Objective
Report how many lines in the records below contain the word "name". Give only the number.

--- Start of Source data ---

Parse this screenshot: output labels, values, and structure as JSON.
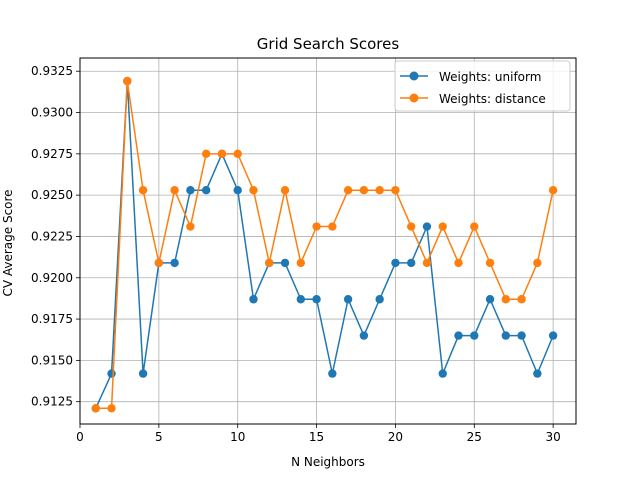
{
  "chart_data": {
    "type": "line",
    "title": "Grid Search Scores",
    "xlabel": "N Neighbors",
    "ylabel": "CV Average Score",
    "xlim": [
      0,
      31.45
    ],
    "ylim": [
      0.91115,
      0.9333
    ],
    "xticks": [
      0,
      5,
      10,
      15,
      20,
      25,
      30
    ],
    "xtick_labels": [
      "0",
      "5",
      "10",
      "15",
      "20",
      "25",
      "30"
    ],
    "yticks": [
      0.9125,
      0.915,
      0.9175,
      0.92,
      0.9225,
      0.925,
      0.9275,
      0.93,
      0.9325
    ],
    "ytick_labels": [
      "0.9125",
      "0.9150",
      "0.9175",
      "0.9200",
      "0.9225",
      "0.9250",
      "0.9275",
      "0.9300",
      "0.9325"
    ],
    "grid": true,
    "legend_position": "top-right",
    "x": [
      1,
      2,
      3,
      4,
      5,
      6,
      7,
      8,
      9,
      10,
      11,
      12,
      13,
      14,
      15,
      16,
      17,
      18,
      19,
      20,
      21,
      22,
      23,
      24,
      25,
      26,
      27,
      28,
      29,
      30
    ],
    "series": [
      {
        "name": "Weights: uniform",
        "color": "#1f77b4",
        "marker": "circle",
        "values": [
          0.9121,
          0.9142,
          0.9319,
          0.9142,
          0.9209,
          0.9209,
          0.9253,
          0.9253,
          0.9275,
          0.9253,
          0.9187,
          0.9209,
          0.9209,
          0.9187,
          0.9187,
          0.9142,
          0.9187,
          0.9165,
          0.9187,
          0.9209,
          0.9209,
          0.9231,
          0.9142,
          0.9165,
          0.9165,
          0.9187,
          0.9165,
          0.9165,
          0.9142,
          0.9165
        ]
      },
      {
        "name": "Weights: distance",
        "color": "#ff7f0e",
        "marker": "circle",
        "values": [
          0.9121,
          0.9121,
          0.9319,
          0.9253,
          0.9209,
          0.9253,
          0.9231,
          0.9275,
          0.9275,
          0.9275,
          0.9253,
          0.9209,
          0.9253,
          0.9209,
          0.9231,
          0.9231,
          0.9253,
          0.9253,
          0.9253,
          0.9253,
          0.9231,
          0.9209,
          0.9231,
          0.9209,
          0.9231,
          0.9209,
          0.9187,
          0.9187,
          0.9209,
          0.9253
        ]
      }
    ]
  }
}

--- End of Source data ---

Full answer
2